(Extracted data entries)
* * *

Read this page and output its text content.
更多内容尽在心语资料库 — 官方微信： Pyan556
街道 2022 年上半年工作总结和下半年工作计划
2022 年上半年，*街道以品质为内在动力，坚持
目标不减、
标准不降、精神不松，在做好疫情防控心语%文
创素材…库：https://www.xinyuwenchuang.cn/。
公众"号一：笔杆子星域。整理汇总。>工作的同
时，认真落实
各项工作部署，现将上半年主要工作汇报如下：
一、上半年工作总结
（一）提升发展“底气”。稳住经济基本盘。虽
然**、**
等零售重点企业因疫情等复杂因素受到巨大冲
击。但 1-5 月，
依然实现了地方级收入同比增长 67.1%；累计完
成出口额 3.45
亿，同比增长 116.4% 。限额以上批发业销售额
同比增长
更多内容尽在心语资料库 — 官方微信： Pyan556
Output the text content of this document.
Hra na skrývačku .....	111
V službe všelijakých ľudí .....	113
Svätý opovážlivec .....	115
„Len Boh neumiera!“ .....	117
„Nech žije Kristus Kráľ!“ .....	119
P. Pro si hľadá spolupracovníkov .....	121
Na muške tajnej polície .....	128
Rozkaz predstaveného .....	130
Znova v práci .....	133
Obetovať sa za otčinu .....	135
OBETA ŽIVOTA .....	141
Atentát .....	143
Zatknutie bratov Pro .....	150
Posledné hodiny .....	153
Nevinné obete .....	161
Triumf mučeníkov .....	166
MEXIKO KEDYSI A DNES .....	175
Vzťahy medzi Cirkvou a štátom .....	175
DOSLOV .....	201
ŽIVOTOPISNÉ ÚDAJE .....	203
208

* * *

=== WHAT YOU WILL DO ===
Identify the lines that hold the word "this". Copy every one of them.

=== SOLUTION TO THE EXERCISE ===
Read this page and output its text content.
Output the text content of this document.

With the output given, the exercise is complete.